**Your objective**: Copy each line that holds "vehicle".
====== Records shown ======
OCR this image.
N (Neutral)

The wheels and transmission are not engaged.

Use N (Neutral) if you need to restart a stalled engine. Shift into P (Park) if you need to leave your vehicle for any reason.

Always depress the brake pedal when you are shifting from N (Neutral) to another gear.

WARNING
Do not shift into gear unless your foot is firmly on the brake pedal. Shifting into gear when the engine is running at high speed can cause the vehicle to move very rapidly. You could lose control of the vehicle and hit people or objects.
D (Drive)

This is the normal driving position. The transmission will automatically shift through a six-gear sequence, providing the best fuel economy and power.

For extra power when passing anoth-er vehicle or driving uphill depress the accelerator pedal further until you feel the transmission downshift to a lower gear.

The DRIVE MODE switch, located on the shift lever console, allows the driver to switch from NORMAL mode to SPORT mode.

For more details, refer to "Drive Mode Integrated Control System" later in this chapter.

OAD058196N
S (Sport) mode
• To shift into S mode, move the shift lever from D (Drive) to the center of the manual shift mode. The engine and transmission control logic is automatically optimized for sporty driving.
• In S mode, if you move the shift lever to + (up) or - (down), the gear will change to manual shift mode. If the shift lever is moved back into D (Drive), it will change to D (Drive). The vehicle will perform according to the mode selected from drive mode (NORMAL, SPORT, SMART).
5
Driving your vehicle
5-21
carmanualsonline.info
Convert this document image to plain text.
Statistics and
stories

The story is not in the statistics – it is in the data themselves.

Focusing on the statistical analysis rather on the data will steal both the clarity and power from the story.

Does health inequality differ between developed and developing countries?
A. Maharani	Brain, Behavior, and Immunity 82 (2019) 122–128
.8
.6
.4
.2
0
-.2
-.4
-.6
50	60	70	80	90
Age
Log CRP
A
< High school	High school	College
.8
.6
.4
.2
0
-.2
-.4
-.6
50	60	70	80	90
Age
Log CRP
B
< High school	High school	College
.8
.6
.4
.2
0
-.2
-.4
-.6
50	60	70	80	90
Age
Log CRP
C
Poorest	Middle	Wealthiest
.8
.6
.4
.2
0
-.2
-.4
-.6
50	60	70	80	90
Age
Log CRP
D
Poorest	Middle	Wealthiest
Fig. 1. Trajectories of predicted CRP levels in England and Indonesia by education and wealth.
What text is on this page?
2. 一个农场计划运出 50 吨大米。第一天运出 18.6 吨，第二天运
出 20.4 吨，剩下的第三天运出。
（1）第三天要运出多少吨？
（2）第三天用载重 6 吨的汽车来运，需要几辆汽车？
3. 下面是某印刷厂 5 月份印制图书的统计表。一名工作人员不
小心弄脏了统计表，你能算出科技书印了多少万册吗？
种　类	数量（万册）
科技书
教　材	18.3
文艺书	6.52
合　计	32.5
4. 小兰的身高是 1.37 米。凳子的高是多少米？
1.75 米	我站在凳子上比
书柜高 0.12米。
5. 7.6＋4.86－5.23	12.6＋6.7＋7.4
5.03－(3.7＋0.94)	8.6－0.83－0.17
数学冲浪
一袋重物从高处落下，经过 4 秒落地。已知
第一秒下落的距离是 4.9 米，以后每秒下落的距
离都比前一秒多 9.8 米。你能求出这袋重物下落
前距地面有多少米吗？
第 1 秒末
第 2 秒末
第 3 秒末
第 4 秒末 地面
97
======
**Answer to this exercise**:
Use N (Neutral) if you need to restart a stalled engine. Shift into P (Park) if you need to leave your vehicle for any reason.
Do not shift into gear unless your foot is firmly on the brake pedal. Shifting into gear when the engine is running at high speed can cause the vehicle to move very rapidly. You could lose control of the vehicle and hit people or objects.
For extra power when passing anoth-er vehicle or driving uphill depress the accelerator pedal further until you feel the transmission downshift to a lower gear.
• In S mode, if you move the shift lever to + (up) or - (down), the gear will change to manual shift mode. If the shift lever is moved back into D (Drive), it will change to D (Drive). The vehicle will perform according to the mode selected from drive mode (NORMAL, SPORT, SMART).
Driving your vehicle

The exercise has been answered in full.